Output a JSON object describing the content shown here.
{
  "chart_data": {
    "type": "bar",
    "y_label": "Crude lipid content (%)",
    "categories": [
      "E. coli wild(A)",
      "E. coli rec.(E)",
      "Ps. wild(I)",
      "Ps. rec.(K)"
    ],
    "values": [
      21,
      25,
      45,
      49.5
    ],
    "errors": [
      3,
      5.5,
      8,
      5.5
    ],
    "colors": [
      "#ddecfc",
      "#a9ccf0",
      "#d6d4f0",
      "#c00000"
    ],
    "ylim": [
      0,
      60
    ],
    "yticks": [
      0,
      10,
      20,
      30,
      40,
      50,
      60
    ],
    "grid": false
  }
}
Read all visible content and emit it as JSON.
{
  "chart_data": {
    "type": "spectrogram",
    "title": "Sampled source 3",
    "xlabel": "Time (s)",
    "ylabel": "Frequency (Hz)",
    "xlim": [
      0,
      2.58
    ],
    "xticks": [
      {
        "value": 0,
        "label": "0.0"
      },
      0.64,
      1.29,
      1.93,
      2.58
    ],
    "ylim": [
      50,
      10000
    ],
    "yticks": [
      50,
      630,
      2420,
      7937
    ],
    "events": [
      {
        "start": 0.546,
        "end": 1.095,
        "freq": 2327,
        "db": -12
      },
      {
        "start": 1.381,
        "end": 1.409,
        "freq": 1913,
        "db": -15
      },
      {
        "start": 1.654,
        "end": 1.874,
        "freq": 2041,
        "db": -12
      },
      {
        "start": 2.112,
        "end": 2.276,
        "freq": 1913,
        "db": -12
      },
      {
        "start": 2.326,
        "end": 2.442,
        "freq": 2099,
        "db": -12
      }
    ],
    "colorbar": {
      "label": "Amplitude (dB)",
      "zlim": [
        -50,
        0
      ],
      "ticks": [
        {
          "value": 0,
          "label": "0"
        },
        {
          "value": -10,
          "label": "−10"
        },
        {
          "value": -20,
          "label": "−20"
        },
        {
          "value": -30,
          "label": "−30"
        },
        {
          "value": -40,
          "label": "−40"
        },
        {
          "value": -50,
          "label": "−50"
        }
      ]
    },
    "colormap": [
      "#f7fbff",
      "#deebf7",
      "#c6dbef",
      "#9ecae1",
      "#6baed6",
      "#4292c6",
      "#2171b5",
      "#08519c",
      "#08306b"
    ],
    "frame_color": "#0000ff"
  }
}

========================================

THE PROBLEM:
Count the lines of the data that include the string "JSON", and give only that number.

RESPONSE BELOW:
2